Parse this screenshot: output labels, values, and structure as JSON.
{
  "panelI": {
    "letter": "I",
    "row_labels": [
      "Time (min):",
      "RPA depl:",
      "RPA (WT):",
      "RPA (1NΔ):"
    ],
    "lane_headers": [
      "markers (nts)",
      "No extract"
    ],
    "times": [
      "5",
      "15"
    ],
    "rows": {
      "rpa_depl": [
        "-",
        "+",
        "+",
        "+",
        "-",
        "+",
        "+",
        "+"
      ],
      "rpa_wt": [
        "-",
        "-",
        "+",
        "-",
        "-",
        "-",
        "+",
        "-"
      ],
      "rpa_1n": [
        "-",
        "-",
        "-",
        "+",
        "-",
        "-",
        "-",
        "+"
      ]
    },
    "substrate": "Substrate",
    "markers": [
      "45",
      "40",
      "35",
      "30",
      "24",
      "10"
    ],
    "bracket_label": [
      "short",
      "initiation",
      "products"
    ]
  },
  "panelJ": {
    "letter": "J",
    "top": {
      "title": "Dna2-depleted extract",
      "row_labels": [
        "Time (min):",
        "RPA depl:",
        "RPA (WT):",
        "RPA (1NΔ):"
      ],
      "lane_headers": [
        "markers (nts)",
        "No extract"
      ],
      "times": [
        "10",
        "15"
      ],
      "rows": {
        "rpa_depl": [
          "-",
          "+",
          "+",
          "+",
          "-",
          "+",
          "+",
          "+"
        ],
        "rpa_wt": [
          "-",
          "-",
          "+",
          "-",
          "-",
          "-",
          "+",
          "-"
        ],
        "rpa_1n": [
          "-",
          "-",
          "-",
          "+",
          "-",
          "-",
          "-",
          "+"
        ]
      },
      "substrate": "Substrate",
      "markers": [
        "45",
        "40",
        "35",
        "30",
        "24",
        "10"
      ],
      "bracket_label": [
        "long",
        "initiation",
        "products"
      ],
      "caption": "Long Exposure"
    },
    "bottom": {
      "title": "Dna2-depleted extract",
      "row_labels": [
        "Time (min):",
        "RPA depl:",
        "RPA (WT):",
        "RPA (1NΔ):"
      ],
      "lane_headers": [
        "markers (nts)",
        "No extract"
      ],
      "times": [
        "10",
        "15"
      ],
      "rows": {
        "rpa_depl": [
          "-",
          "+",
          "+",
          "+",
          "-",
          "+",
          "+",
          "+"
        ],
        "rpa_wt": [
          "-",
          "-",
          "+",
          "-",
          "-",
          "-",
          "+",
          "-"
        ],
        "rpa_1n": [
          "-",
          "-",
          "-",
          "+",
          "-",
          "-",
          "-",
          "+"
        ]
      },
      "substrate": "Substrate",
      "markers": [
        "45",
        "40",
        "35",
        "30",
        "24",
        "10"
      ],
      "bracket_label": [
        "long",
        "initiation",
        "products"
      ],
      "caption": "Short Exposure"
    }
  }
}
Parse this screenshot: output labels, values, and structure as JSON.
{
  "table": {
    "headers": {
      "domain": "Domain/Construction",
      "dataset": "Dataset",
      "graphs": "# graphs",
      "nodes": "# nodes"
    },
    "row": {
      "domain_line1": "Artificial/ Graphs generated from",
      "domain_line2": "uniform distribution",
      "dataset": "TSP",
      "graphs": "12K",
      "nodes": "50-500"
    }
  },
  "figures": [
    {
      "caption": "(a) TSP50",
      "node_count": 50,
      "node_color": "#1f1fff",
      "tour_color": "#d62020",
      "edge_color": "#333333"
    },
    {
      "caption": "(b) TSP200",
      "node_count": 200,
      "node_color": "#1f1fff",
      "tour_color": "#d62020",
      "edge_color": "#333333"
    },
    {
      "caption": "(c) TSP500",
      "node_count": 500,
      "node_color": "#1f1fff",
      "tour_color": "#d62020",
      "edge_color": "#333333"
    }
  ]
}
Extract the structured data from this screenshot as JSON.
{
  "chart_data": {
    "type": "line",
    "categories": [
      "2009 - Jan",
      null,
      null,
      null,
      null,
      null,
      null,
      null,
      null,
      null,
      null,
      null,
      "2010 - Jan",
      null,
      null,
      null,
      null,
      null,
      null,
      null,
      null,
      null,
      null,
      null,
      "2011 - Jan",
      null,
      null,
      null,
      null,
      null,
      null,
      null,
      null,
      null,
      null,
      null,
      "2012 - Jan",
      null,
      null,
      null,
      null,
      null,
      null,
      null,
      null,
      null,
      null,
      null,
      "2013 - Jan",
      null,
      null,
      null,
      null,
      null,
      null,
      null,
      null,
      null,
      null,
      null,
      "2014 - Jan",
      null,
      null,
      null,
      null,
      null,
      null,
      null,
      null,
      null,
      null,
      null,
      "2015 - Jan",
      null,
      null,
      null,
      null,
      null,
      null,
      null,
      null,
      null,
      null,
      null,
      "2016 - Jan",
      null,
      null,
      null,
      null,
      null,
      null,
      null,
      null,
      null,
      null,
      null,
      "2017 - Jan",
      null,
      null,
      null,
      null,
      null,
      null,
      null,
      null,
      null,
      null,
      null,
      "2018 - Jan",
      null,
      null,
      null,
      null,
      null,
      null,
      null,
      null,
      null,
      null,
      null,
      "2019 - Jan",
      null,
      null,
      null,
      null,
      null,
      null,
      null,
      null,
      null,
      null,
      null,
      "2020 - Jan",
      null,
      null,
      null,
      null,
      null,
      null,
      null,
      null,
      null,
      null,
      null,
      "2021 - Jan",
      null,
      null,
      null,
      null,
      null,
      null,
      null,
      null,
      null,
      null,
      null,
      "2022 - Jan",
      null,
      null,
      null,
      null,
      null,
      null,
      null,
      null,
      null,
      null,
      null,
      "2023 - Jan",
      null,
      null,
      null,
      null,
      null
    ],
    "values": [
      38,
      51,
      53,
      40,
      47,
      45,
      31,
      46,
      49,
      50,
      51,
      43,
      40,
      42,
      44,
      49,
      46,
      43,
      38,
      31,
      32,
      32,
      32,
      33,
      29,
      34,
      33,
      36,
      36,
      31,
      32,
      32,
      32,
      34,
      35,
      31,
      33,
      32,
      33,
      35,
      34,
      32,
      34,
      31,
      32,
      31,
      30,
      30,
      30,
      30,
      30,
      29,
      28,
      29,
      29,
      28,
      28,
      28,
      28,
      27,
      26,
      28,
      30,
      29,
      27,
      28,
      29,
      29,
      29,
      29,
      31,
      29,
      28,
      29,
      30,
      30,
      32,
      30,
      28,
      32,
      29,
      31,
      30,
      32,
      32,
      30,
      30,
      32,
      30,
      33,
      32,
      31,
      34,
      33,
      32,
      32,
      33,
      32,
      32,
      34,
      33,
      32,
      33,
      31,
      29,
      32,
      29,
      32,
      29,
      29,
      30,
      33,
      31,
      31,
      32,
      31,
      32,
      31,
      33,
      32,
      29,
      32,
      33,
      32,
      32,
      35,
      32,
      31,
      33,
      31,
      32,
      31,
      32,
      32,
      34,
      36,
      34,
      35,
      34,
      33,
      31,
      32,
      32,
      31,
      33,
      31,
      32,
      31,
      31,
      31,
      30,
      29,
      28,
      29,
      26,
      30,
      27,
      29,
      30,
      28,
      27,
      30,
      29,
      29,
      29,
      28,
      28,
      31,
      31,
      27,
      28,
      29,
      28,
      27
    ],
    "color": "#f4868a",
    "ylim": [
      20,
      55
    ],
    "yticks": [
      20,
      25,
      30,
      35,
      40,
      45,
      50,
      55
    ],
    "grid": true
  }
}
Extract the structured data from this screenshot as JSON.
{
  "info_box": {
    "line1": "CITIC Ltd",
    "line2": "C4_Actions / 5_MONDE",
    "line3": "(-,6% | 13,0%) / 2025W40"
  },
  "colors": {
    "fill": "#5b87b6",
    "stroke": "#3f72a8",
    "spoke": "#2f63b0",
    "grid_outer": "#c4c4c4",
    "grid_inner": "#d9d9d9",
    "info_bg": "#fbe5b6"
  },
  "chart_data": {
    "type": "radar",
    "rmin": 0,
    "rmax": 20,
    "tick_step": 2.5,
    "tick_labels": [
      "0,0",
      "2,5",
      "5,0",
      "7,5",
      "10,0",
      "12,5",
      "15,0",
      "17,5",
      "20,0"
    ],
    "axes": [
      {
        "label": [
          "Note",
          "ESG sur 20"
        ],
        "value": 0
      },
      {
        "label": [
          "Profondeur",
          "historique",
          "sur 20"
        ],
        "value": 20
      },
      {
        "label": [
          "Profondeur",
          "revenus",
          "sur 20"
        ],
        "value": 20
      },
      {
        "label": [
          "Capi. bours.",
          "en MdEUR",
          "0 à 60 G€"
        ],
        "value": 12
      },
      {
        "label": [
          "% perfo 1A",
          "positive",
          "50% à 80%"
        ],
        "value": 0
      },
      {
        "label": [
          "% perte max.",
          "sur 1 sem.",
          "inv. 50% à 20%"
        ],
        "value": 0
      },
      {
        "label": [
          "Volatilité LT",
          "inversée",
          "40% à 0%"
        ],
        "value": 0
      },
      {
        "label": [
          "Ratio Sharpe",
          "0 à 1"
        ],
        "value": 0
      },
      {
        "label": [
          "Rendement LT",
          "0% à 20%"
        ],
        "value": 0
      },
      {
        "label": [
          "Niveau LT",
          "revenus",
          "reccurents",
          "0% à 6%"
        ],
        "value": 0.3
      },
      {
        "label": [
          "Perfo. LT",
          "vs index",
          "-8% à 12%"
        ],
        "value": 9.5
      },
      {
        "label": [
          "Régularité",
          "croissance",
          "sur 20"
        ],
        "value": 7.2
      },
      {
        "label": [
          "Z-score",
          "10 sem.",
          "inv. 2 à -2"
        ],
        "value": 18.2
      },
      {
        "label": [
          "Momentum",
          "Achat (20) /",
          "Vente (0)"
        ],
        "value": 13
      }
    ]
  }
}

▶ **Work required**:
Sift the material for lines with the string "Exposure". Copy each one found.

▶ **Reply to the exercise**:
      "caption": "Long Exposure"
      "caption": "Short Exposure"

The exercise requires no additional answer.